Task details:
Gather up every line from the entries below that uses the word "Distressed".

===== Records for processing

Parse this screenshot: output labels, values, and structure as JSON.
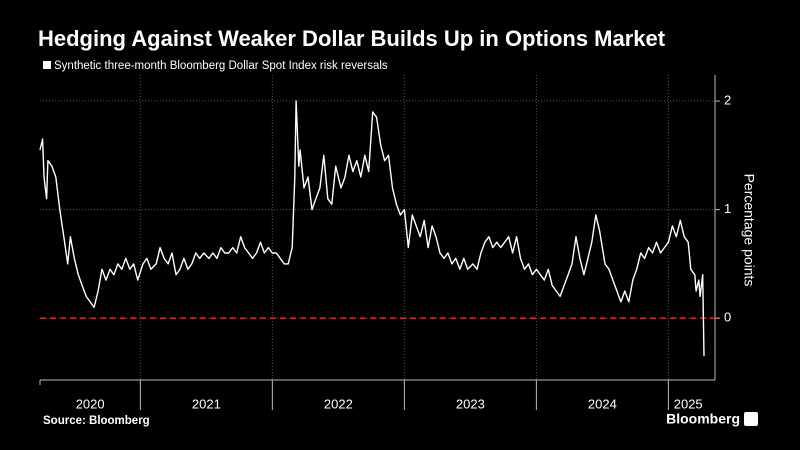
{
  "chart_data": {
    "type": "line",
    "title": "Hedging Against Weaker Dollar Builds Up in Options Market",
    "legend_label": "Synthetic three-month Bloomberg Dollar Spot Index risk reversals",
    "y_axis_label": "Percentage points",
    "source": "Source: Bloomberg",
    "brand": "Bloomberg",
    "color": "#ffffff",
    "grid": true,
    "reference_line": {
      "value": 0,
      "color": "#e02424"
    },
    "xlim": [
      2020.24,
      2025.3
    ],
    "xticks": [
      2020,
      2021,
      2022,
      2023,
      2024,
      2025
    ],
    "ylim": [
      -0.57,
      2.24
    ],
    "yticks": [
      0,
      1,
      2
    ],
    "x": [
      2020.24,
      2020.26,
      2020.27,
      2020.29,
      2020.3,
      2020.33,
      2020.36,
      2020.39,
      2020.42,
      2020.45,
      2020.47,
      2020.5,
      2020.53,
      2020.56,
      2020.59,
      2020.62,
      2020.65,
      2020.68,
      2020.71,
      2020.74,
      2020.77,
      2020.8,
      2020.83,
      2020.86,
      2020.89,
      2020.92,
      2020.95,
      2020.98,
      2021.02,
      2021.05,
      2021.08,
      2021.12,
      2021.15,
      2021.18,
      2021.21,
      2021.24,
      2021.27,
      2021.3,
      2021.33,
      2021.36,
      2021.39,
      2021.42,
      2021.45,
      2021.48,
      2021.52,
      2021.55,
      2021.58,
      2021.61,
      2021.64,
      2021.67,
      2021.7,
      2021.73,
      2021.76,
      2021.79,
      2021.82,
      2021.85,
      2021.88,
      2021.91,
      2021.94,
      2021.97,
      2022.0,
      2022.03,
      2022.06,
      2022.09,
      2022.12,
      2022.15,
      2022.17,
      2022.18,
      2022.2,
      2022.21,
      2022.24,
      2022.27,
      2022.3,
      2022.33,
      2022.36,
      2022.39,
      2022.42,
      2022.45,
      2022.48,
      2022.52,
      2022.55,
      2022.58,
      2022.61,
      2022.64,
      2022.67,
      2022.7,
      2022.73,
      2022.76,
      2022.79,
      2022.82,
      2022.85,
      2022.88,
      2022.91,
      2022.94,
      2022.97,
      2023.0,
      2023.03,
      2023.06,
      2023.09,
      2023.12,
      2023.15,
      2023.18,
      2023.21,
      2023.24,
      2023.27,
      2023.3,
      2023.33,
      2023.36,
      2023.39,
      2023.42,
      2023.45,
      2023.48,
      2023.52,
      2023.55,
      2023.58,
      2023.61,
      2023.64,
      2023.67,
      2023.7,
      2023.73,
      2023.76,
      2023.79,
      2023.82,
      2023.85,
      2023.88,
      2023.91,
      2023.94,
      2023.97,
      2024.0,
      2024.03,
      2024.06,
      2024.09,
      2024.12,
      2024.15,
      2024.18,
      2024.21,
      2024.24,
      2024.27,
      2024.3,
      2024.33,
      2024.36,
      2024.39,
      2024.42,
      2024.45,
      2024.48,
      2024.52,
      2024.55,
      2024.58,
      2024.61,
      2024.64,
      2024.67,
      2024.7,
      2024.73,
      2024.76,
      2024.79,
      2024.82,
      2024.85,
      2024.88,
      2024.91,
      2024.94,
      2024.97,
      2025.0,
      2025.03,
      2025.06,
      2025.09,
      2025.12,
      2025.15,
      2025.17,
      2025.2,
      2025.21,
      2025.23,
      2025.24,
      2025.26,
      2025.27
    ],
    "values": [
      1.55,
      1.65,
      1.3,
      1.1,
      1.45,
      1.4,
      1.3,
      1.0,
      0.75,
      0.5,
      0.75,
      0.55,
      0.4,
      0.3,
      0.2,
      0.15,
      0.1,
      0.25,
      0.45,
      0.35,
      0.45,
      0.4,
      0.5,
      0.45,
      0.55,
      0.45,
      0.5,
      0.35,
      0.5,
      0.55,
      0.45,
      0.5,
      0.65,
      0.55,
      0.5,
      0.6,
      0.4,
      0.45,
      0.55,
      0.45,
      0.5,
      0.6,
      0.55,
      0.6,
      0.55,
      0.6,
      0.55,
      0.65,
      0.6,
      0.6,
      0.65,
      0.6,
      0.75,
      0.65,
      0.6,
      0.55,
      0.6,
      0.7,
      0.6,
      0.65,
      0.6,
      0.6,
      0.55,
      0.5,
      0.5,
      0.65,
      1.3,
      2.0,
      1.4,
      1.55,
      1.2,
      1.3,
      1.0,
      1.1,
      1.2,
      1.5,
      1.1,
      1.05,
      1.4,
      1.2,
      1.3,
      1.5,
      1.35,
      1.45,
      1.3,
      1.5,
      1.35,
      1.9,
      1.85,
      1.6,
      1.45,
      1.5,
      1.2,
      1.05,
      0.95,
      1.0,
      0.65,
      0.95,
      0.85,
      0.75,
      0.9,
      0.65,
      0.85,
      0.75,
      0.6,
      0.55,
      0.6,
      0.5,
      0.55,
      0.45,
      0.55,
      0.45,
      0.5,
      0.45,
      0.6,
      0.7,
      0.75,
      0.65,
      0.7,
      0.65,
      0.7,
      0.75,
      0.6,
      0.75,
      0.55,
      0.45,
      0.5,
      0.4,
      0.45,
      0.4,
      0.35,
      0.45,
      0.3,
      0.25,
      0.2,
      0.3,
      0.4,
      0.5,
      0.75,
      0.55,
      0.4,
      0.55,
      0.7,
      0.95,
      0.8,
      0.5,
      0.45,
      0.35,
      0.25,
      0.15,
      0.25,
      0.15,
      0.35,
      0.45,
      0.6,
      0.55,
      0.65,
      0.6,
      0.7,
      0.6,
      0.65,
      0.7,
      0.85,
      0.75,
      0.9,
      0.75,
      0.7,
      0.45,
      0.4,
      0.25,
      0.35,
      0.2,
      0.4,
      -0.35
    ]
  }
}
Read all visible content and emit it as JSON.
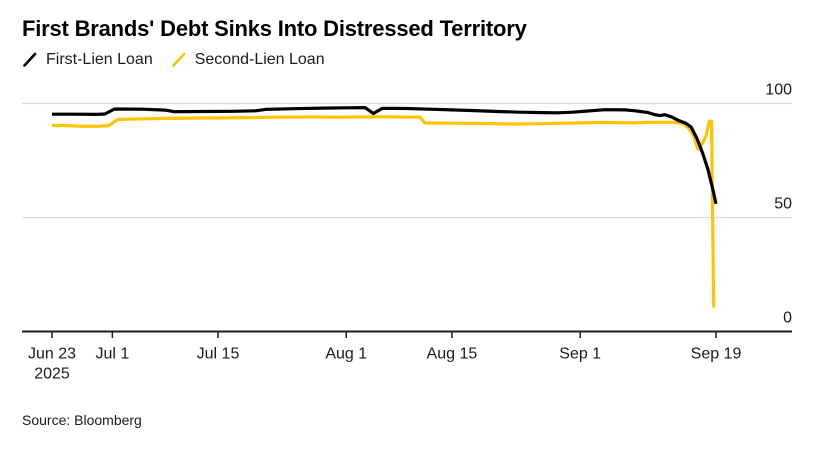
{
  "title": "First Brands' Debt Sinks Into Distressed Territory",
  "legend": [
    {
      "label": "First-Lien Loan",
      "color": "#000000"
    },
    {
      "label": "Second-Lien Loan",
      "color": "#FFC400"
    }
  ],
  "source": "Source: Bloomberg",
  "colors": {
    "background": "#FFFFFF",
    "gridline": "#DADADA",
    "axis": "#1B1B1B",
    "tick_label": "#1B1B1B",
    "first_lien": "#000000",
    "second_lien": "#FFC400"
  },
  "chart_data": {
    "type": "line",
    "title": "First Brands' Debt Sinks Into Distressed Territory",
    "xlabel": "",
    "ylabel": "",
    "x_unit": "days since Jun 23, 2025",
    "ylim": [
      0,
      100
    ],
    "y_ticks": [
      0,
      50,
      100
    ],
    "grid": "horizontal",
    "legend_position": "top-left",
    "x_ticks": [
      {
        "day": 0,
        "label": "Jun 23",
        "sublabel": "2025"
      },
      {
        "day": 8,
        "label": "Jul 1"
      },
      {
        "day": 22,
        "label": "Jul 15"
      },
      {
        "day": 39,
        "label": "Aug 1"
      },
      {
        "day": 53,
        "label": "Aug 15"
      },
      {
        "day": 70,
        "label": "Sep 1"
      },
      {
        "day": 88,
        "label": "Sep 19"
      }
    ],
    "series": [
      {
        "name": "First-Lien Loan",
        "color": "#000000",
        "points": [
          [
            0,
            95.3
          ],
          [
            3,
            95.3
          ],
          [
            6,
            95.2
          ],
          [
            7,
            95.4
          ],
          [
            8.3,
            97.6
          ],
          [
            12,
            97.5
          ],
          [
            15,
            97.1
          ],
          [
            16.2,
            96.4
          ],
          [
            20,
            96.5
          ],
          [
            24,
            96.6
          ],
          [
            27,
            96.8
          ],
          [
            28.3,
            97.4
          ],
          [
            32,
            97.7
          ],
          [
            36,
            98.0
          ],
          [
            39,
            98.1
          ],
          [
            41.5,
            98.2
          ],
          [
            42.6,
            95.6
          ],
          [
            43.8,
            97.9
          ],
          [
            47,
            97.8
          ],
          [
            50,
            97.5
          ],
          [
            53,
            97.2
          ],
          [
            56,
            96.9
          ],
          [
            59,
            96.5
          ],
          [
            62,
            96.2
          ],
          [
            65,
            96.0
          ],
          [
            67,
            95.9
          ],
          [
            69,
            96.2
          ],
          [
            71,
            96.7
          ],
          [
            73.3,
            97.3
          ],
          [
            76,
            97.2
          ],
          [
            77.5,
            96.7
          ],
          [
            79,
            96.0
          ],
          [
            79.9,
            95.1
          ],
          [
            80.6,
            94.7
          ],
          [
            81.2,
            95.1
          ],
          [
            82.2,
            94.0
          ],
          [
            83,
            92.6
          ],
          [
            84,
            91.3
          ],
          [
            84.7,
            89.7
          ],
          [
            85.5,
            84.5
          ],
          [
            86.2,
            78.5
          ],
          [
            86.9,
            71.5
          ],
          [
            87.5,
            63.5
          ],
          [
            88,
            56.0
          ]
        ]
      },
      {
        "name": "Second-Lien Loan",
        "color": "#FFC400",
        "points": [
          [
            0,
            90.4
          ],
          [
            2,
            90.3
          ],
          [
            4,
            90.0
          ],
          [
            6,
            90.0
          ],
          [
            7.5,
            90.2
          ],
          [
            8.7,
            93.0
          ],
          [
            10,
            93.1
          ],
          [
            14,
            93.4
          ],
          [
            18,
            93.6
          ],
          [
            22,
            93.7
          ],
          [
            26,
            93.8
          ],
          [
            30,
            94.0
          ],
          [
            34,
            94.1
          ],
          [
            38,
            94.0
          ],
          [
            41,
            94.1
          ],
          [
            44,
            94.2
          ],
          [
            46,
            94.1
          ],
          [
            48.8,
            94.0
          ],
          [
            49.4,
            91.5
          ],
          [
            52,
            91.4
          ],
          [
            55,
            91.3
          ],
          [
            58,
            91.2
          ],
          [
            61,
            91.0
          ],
          [
            64,
            91.1
          ],
          [
            67,
            91.3
          ],
          [
            70,
            91.5
          ],
          [
            73,
            91.7
          ],
          [
            75,
            91.6
          ],
          [
            77,
            91.5
          ],
          [
            79,
            91.7
          ],
          [
            81,
            91.8
          ],
          [
            82.5,
            91.7
          ],
          [
            83.5,
            91.3
          ],
          [
            84.3,
            89.5
          ],
          [
            85,
            86.0
          ],
          [
            85.6,
            80.0
          ],
          [
            86.2,
            82.5
          ],
          [
            86.7,
            86.0
          ],
          [
            87.1,
            92.1
          ],
          [
            87.4,
            92.3
          ],
          [
            87.7,
            10.5
          ]
        ]
      }
    ]
  }
}
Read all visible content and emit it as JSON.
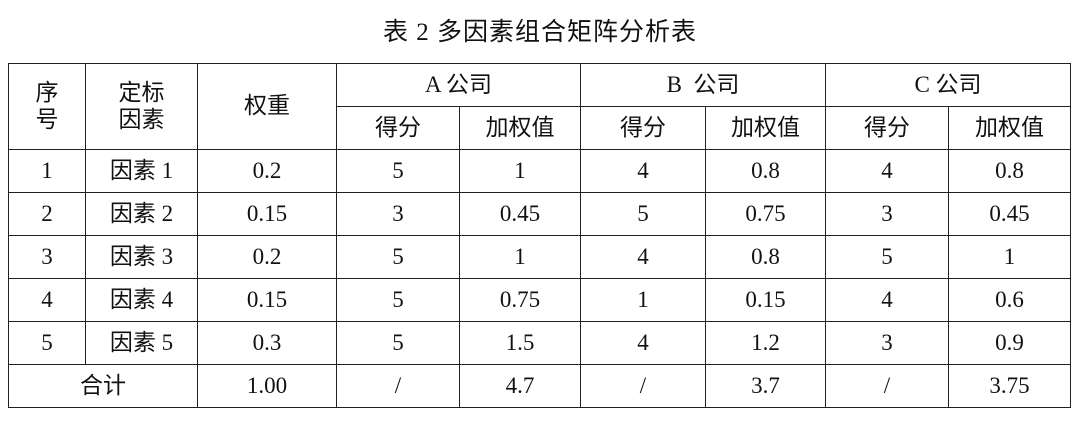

==========

Answer to the task:
  "title": "First Brands' Debt Sinks Into Distressed Territory",
    "title": "First Brands' Debt Sinks Into Distressed Territory",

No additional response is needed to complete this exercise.